What is required ::
Quote all lines below exactly. Images stay out.

Input ::
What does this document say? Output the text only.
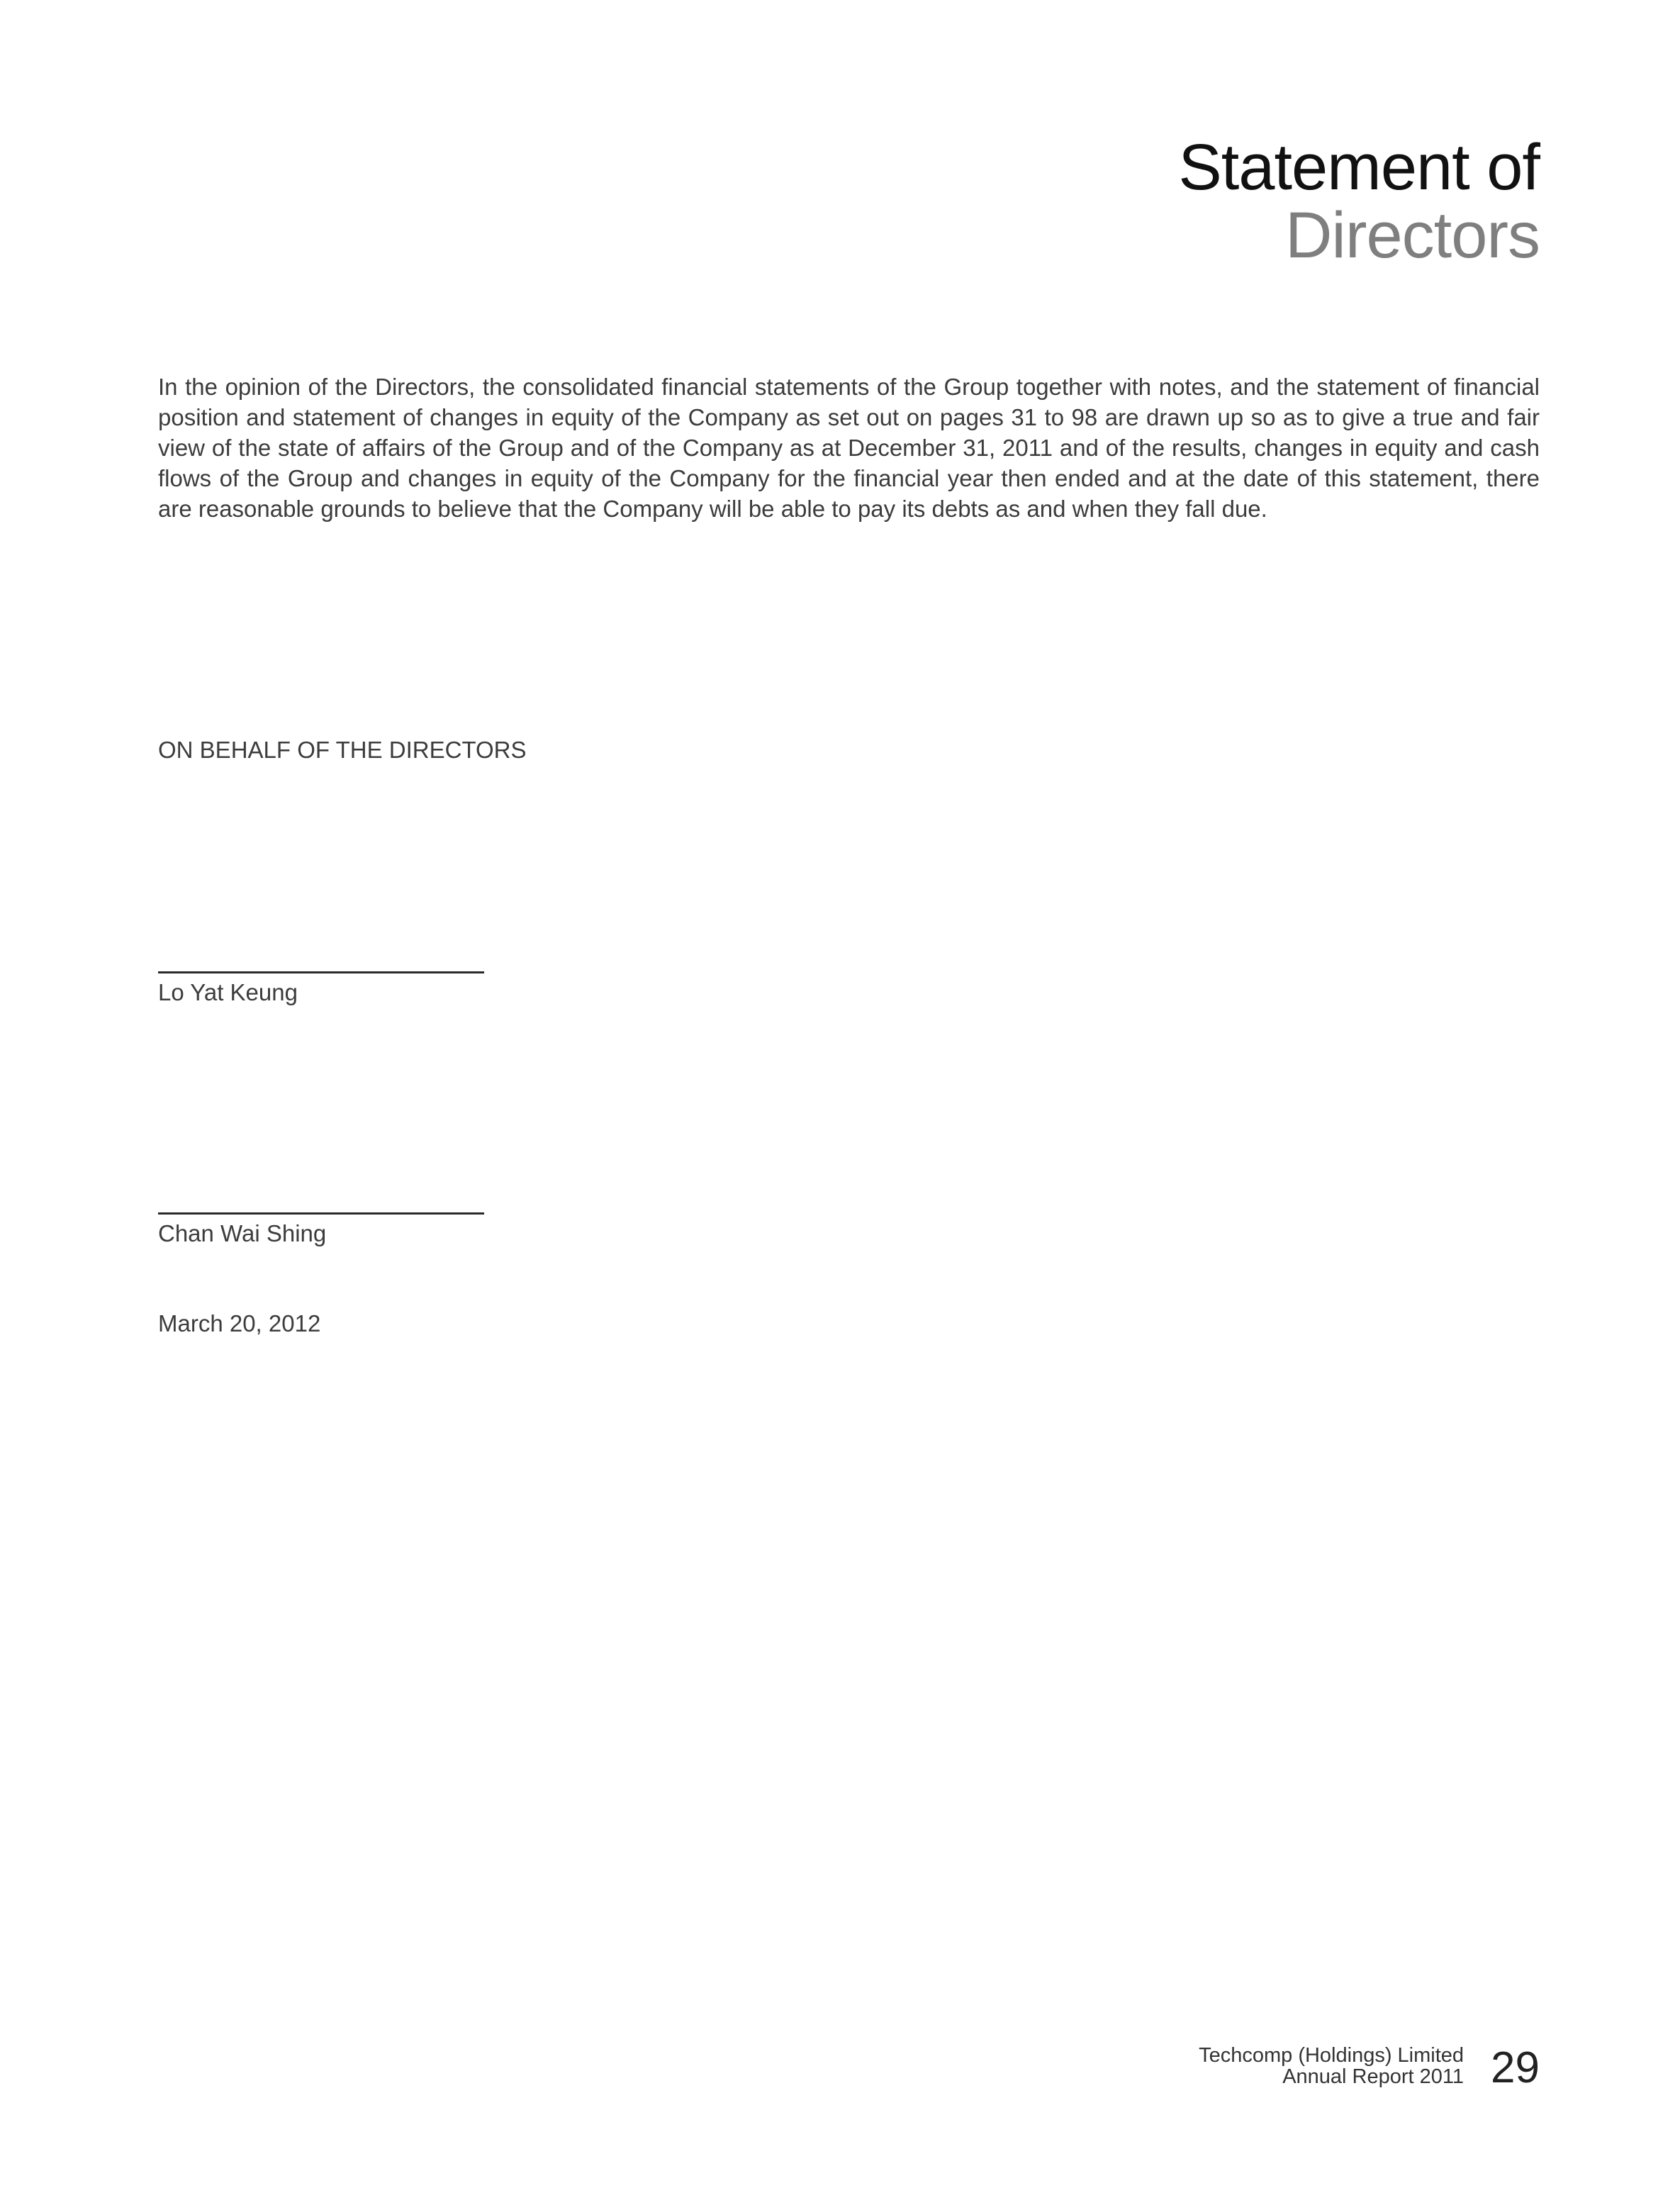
Statement of
Directors

In the opinion of the Directors, the consolidated financial statements of the Group together with notes, and the statement of financial position and statement of changes in equity of the Company as set out on pages 31 to 98 are drawn up so as to give a true and fair view of the state of affairs of the Group and of the Company as at December 31, 2011 and of the results, changes in equity and cash flows of the Group and changes in equity of the Company for the financial year then ended and at the date of this statement, there are reasonable grounds to believe that the Company will be able to pay its debts as and when they fall due.

ON BEHALF OF THE DIRECTORS
Lo Yat Keung
Chan Wai Shing
March 20, 2012
Techcomp (Holdings) Limited
Annual Report 2011 29
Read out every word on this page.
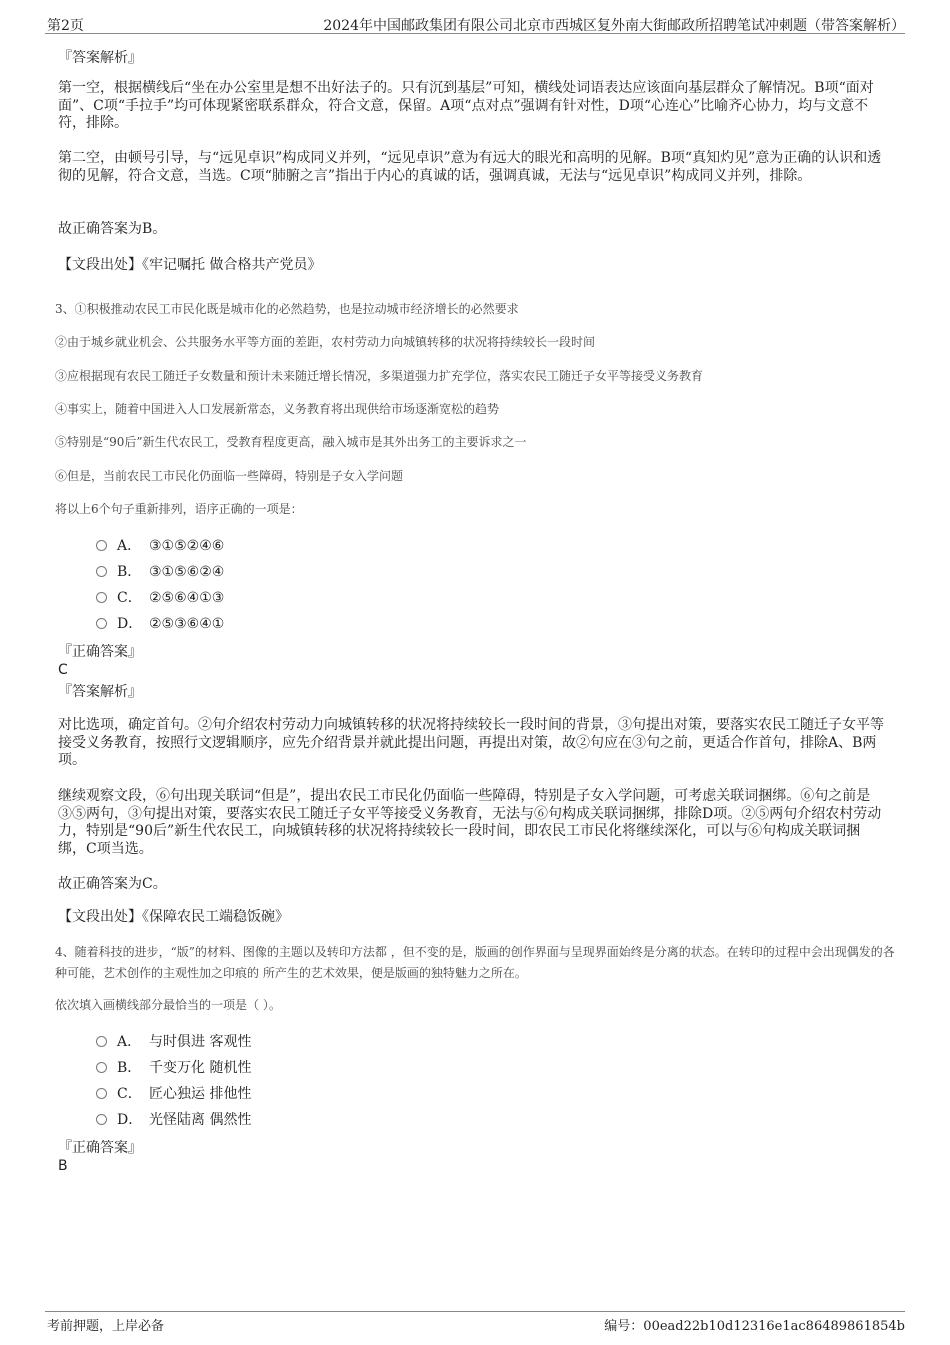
第2页	2024年中国邮政集团有限公司北京市西城区复外南大街邮政所招聘笔试冲刺题（带答案解析）
『答案解析』

第一空，根据横线后“坐在办公室里是想不出好法子的。只有沉到基层”可知，横线处词语表达应该面向基层群众了解情况。B项“面对面”、C项“手拉手”均可体现紧密联系群众，符合文意，保留。A项“点对点”强调有针对性，D项“心连心”比喻齐心协力，均与文意不符，排除。

第二空，由顿号引导，与“远见卓识”构成同义并列，“远见卓识”意为有远大的眼光和高明的见解。B项“真知灼见”意为正确的认识和透彻的见解，符合文意，当选。C项“肺腑之言”指出于内心的真诚的话，强调真诚，无法与“远见卓识”构成同义并列，排除。

故正确答案为B。
【文段出处】《牢记嘱托 做合格共产党员》

3、①积极推动农民工市民化既是城市化的必然趋势，也是拉动城市经济增长的必然要求

②由于城乡就业机会、公共服务水平等方面的差距，农村劳动力向城镇转移的状况将持续较长一段时间

③应根据现有农民工随迁子女数量和预计未来随迁增长情况，多渠道强力扩充学位，落实农民工随迁子女平等接受义务教育

④事实上，随着中国进入人口发展新常态，义务教育将出现供给市场逐渐宽松的趋势

⑤特别是“90后”新生代农民工，受教育程度更高，融入城市是其外出务工的主要诉求之一

⑥但是，当前农民工市民化仍面临一些障碍，特别是子女入学问题

将以上6个句子重新排列，语序正确的一项是：

A． ③①⑤②④⑥
B． ③①⑤⑥②④
C． ②⑤⑥④①③
D． ②⑤③⑥④①
『正确答案』
C
『答案解析』

对比选项，确定首句。②句介绍农村劳动力向城镇转移的状况将持续较长一段时间的背景，③句提出对策，要落实农民工随迁子女平等接受义务教育，按照行文逻辑顺序，应先介绍背景并就此提出问题，再提出对策，故②句应在③句之前，更适合作首句，排除A、B两项。

继续观察文段，⑥句出现关联词“但是”，提出农民工市民化仍面临一些障碍，特别是子女入学问题，可考虑关联词捆绑。⑥句之前是③⑤两句，③句提出对策，要落实农民工随迁子女平等接受义务教育，无法与⑥句构成关联词捆绑，排除D项。②⑤两句介绍农村劳动力，特别是“90后”新生代农民工，向城镇转移的状况将持续较长一段时间，即农民工市民化将继续深化，可以与⑥句构成关联词捆绑，C项当选。

故正确答案为C。
【文段出处】《保障农民工端稳饭碗》

4、随着科技的进步，“版”的材料、图像的主题以及转印方法都 ，但不变的是，版画的创作界面与呈现界面始终是分离的状态。在转印的过程中会出现偶发的各种可能，艺术创作的主观性加之印痕的 所产生的艺术效果，便是版画的独特魅力之所在。

依次填入画横线部分最恰当的一项是（ ）。

A． 与时俱进 客观性
B． 千变万化 随机性
C． 匠心独运 排他性
D． 光怪陆离 偶然性
『正确答案』
B
考前押题，上岸必备	编号：00ead22b10d12316e1ac86489861854b
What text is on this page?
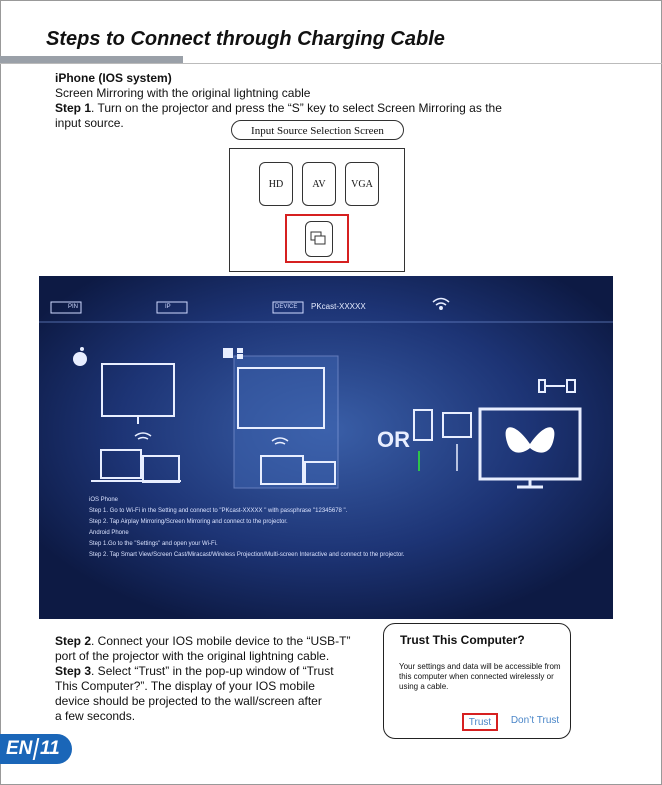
Steps to Connect through Charging Cable
iPhone (IOS system)
Screen Mirroring with the original lightning cable
Step 1. Turn on the projector and press the “S” key to select Screen Mirroring as the
input source.
Input Source Selection Screen
HD	AV	VGA
OR
PIN	IP	DEVICE PKcast-XXXXX
iOS Phone
Step 1. Go to Wi-Fi in the Setting and connect to "PKcast-XXXXX " with passphrase "12345678 ".
Step 2. Tap Airplay Mirroring/Screen Mirroring and connect to the projector.
Android Phone
Step 1.Go to the "Settings" and open your Wi-Fi.
Step 2. Tap Smart View/Screen Cast/Miracast/Wireless Projection/Multi-screen Interactive and connect to the projector.
Step 2. Connect your IOS mobile device to the “USB-T”
port of the projector with the original lightning cable.
Step 3. Select “Trust” in the pop-up window of “Trust
This Computer?”. The display of your IOS mobile
device should be projected to the wall/screen after
a few seconds.
Trust This Computer?
Your settings and data will be accessible from this computer when connected wirelessly or using a cable.
Trust	Don’t Trust
EN 11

The reply ::
What does this document say? Output the text only.
Statement of
Directors

In the opinion of the Directors, the consolidated financial statements of the Group together with notes, and the statement of financial position and statement of changes in equity of the Company as set out on pages 31 to 98 are drawn up so as to give a true and fair view of the state of affairs of the Group and of the Company as at December 31, 2011 and of the results, changes in equity and cash flows of the Group and changes in equity of the Company for the financial year then ended and at the date of this statement, there are reasonable grounds to believe that the Company will be able to pay its debts as and when they fall due.

ON BEHALF OF THE DIRECTORS
Lo Yat Keung
Chan Wai Shing
March 20, 2012
Techcomp (Holdings) Limited
Annual Report 2011 29
Read out every word on this page.
第2页	2024年中国邮政集团有限公司北京市西城区复外南大街邮政所招聘笔试冲刺题（带答案解析）
『答案解析』

第一空，根据横线后“坐在办公室里是想不出好法子的。只有沉到基层”可知，横线处词语表达应该面向基层群众了解情况。B项“面对面”、C项“手拉手”均可体现紧密联系群众，符合文意，保留。A项“点对点”强调有针对性，D项“心连心”比喻齐心协力，均与文意不符，排除。

第二空，由顿号引导，与“远见卓识”构成同义并列，“远见卓识”意为有远大的眼光和高明的见解。B项“真知灼见”意为正确的认识和透彻的见解，符合文意，当选。C项“肺腑之言”指出于内心的真诚的话，强调真诚，无法与“远见卓识”构成同义并列，排除。

故正确答案为B。
【文段出处】《牢记嘱托 做合格共产党员》

3、①积极推动农民工市民化既是城市化的必然趋势，也是拉动城市经济增长的必然要求

②由于城乡就业机会、公共服务水平等方面的差距，农村劳动力向城镇转移的状况将持续较长一段时间

③应根据现有农民工随迁子女数量和预计未来随迁增长情况，多渠道强力扩充学位，落实农民工随迁子女平等接受义务教育

④事实上，随着中国进入人口发展新常态，义务教育将出现供给市场逐渐宽松的趋势

⑤特别是“90后”新生代农民工，受教育程度更高，融入城市是其外出务工的主要诉求之一

⑥但是，当前农民工市民化仍面临一些障碍，特别是子女入学问题

将以上6个句子重新排列，语序正确的一项是：

A． ③①⑤②④⑥
B． ③①⑤⑥②④
C． ②⑤⑥④①③
D． ②⑤③⑥④①
『正确答案』
C
『答案解析』

对比选项，确定首句。②句介绍农村劳动力向城镇转移的状况将持续较长一段时间的背景，③句提出对策，要落实农民工随迁子女平等接受义务教育，按照行文逻辑顺序，应先介绍背景并就此提出问题，再提出对策，故②句应在③句之前，更适合作首句，排除A、B两项。

继续观察文段，⑥句出现关联词“但是”，提出农民工市民化仍面临一些障碍，特别是子女入学问题，可考虑关联词捆绑。⑥句之前是③⑤两句，③句提出对策，要落实农民工随迁子女平等接受义务教育，无法与⑥句构成关联词捆绑，排除D项。②⑤两句介绍农村劳动力，特别是“90后”新生代农民工，向城镇转移的状况将持续较长一段时间，即农民工市民化将继续深化，可以与⑥句构成关联词捆绑，C项当选。

故正确答案为C。
【文段出处】《保障农民工端稳饭碗》

4、随着科技的进步，“版”的材料、图像的主题以及转印方法都 ，但不变的是，版画的创作界面与呈现界面始终是分离的状态。在转印的过程中会出现偶发的各种可能，艺术创作的主观性加之印痕的 所产生的艺术效果，便是版画的独特魅力之所在。

依次填入画横线部分最恰当的一项是（ ）。

A． 与时俱进 客观性
B． 千变万化 随机性
C． 匠心独运 排他性
D． 光怪陆离 偶然性
『正确答案』
B
考前押题，上岸必备	编号：00ead22b10d12316e1ac86489861854b
What text is on this page?
Steps to Connect through Charging Cable
iPhone (IOS system)
Screen Mirroring with the original lightning cable
Step 1. Turn on the projector and press the “S” key to select Screen Mirroring as the
input source.
Input Source Selection Screen
HD	AV	VGA
OR
PIN	IP	DEVICE PKcast-XXXXX
iOS Phone
Step 1. Go to Wi-Fi in the Setting and connect to "PKcast-XXXXX " with passphrase "12345678 ".
Step 2. Tap Airplay Mirroring/Screen Mirroring and connect to the projector.
Android Phone
Step 1.Go to the "Settings" and open your Wi-Fi.
Step 2. Tap Smart View/Screen Cast/Miracast/Wireless Projection/Multi-screen Interactive and connect to the projector.
Step 2. Connect your IOS mobile device to the “USB-T”
port of the projector with the original lightning cable.
Step 3. Select “Trust” in the pop-up window of “Trust
This Computer?”. The display of your IOS mobile
device should be projected to the wall/screen after
a few seconds.
Trust This Computer?
Your settings and data will be accessible from this computer when connected wirelessly or using a cable.
Trust	Don’t Trust
EN 11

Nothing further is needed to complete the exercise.